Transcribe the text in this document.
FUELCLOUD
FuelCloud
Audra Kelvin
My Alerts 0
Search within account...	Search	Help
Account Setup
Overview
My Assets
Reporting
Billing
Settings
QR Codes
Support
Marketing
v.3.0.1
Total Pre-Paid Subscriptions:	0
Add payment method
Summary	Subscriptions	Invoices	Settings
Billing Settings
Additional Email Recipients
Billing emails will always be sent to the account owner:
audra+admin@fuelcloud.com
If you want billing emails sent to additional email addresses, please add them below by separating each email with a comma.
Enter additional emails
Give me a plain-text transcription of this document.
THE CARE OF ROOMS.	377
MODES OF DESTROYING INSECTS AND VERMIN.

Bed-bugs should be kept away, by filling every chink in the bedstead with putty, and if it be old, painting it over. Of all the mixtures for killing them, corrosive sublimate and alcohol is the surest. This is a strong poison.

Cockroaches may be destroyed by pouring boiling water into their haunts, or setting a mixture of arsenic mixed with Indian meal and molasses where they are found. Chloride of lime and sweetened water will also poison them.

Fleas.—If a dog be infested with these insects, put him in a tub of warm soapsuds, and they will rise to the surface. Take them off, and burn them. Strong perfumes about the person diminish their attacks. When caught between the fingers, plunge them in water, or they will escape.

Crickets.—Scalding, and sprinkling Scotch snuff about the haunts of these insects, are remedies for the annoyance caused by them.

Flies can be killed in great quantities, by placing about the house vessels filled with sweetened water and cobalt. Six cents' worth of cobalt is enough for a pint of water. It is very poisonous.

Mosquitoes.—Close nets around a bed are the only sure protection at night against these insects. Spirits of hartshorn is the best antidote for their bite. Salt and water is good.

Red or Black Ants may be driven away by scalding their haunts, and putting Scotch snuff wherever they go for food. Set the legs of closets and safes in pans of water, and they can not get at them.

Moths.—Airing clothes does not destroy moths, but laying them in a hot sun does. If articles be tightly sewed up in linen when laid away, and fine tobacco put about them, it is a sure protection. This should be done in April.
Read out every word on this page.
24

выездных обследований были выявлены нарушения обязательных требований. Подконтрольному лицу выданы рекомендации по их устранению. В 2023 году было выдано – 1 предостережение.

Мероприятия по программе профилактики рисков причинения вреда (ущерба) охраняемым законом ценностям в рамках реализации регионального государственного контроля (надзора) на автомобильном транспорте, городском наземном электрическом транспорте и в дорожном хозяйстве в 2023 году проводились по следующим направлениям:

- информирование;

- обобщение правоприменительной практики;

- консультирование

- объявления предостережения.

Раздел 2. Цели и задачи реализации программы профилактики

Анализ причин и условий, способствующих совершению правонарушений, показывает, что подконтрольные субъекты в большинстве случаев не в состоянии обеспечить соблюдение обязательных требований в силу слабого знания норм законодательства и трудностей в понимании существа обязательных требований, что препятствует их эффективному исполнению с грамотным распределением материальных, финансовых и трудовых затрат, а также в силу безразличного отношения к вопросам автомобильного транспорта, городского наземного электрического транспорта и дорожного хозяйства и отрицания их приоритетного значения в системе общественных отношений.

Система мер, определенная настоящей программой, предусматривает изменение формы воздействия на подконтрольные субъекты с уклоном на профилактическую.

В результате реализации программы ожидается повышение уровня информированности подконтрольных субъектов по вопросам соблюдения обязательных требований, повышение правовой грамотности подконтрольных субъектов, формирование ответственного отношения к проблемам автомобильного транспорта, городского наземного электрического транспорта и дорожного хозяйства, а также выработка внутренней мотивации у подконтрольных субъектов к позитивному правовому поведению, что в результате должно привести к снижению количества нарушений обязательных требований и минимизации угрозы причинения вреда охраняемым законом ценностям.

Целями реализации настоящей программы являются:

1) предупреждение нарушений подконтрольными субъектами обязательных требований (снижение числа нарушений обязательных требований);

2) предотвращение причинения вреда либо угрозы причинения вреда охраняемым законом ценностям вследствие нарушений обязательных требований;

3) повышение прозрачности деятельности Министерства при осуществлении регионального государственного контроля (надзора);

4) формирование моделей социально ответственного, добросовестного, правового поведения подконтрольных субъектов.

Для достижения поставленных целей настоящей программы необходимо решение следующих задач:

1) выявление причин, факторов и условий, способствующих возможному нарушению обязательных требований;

• • • •

» **What needs to be done**
Look above for lines with the word "подконтрольные" and copy them all.

» **The completed task**
Анализ причин и условий, способствующих совершению правонарушений, показывает, что подконтрольные субъекты в большинстве случаев не в состоянии обеспечить соблюдение обязательных требований в силу слабого знания норм законодательства и трудностей в понимании существа обязательных требований, что препятствует их эффективному исполнению с грамотным распределением материальных, финансовых и трудовых затрат, а также в силу безразличного отношения к вопросам автомобильного транспорта, городского наземного электрического транспорта и дорожного хозяйства и отрицания их приоритетного значения в системе общественных отношений.
Система мер, определенная настоящей программой, предусматривает изменение формы воздействия на подконтрольные субъекты с уклоном на профилактическую.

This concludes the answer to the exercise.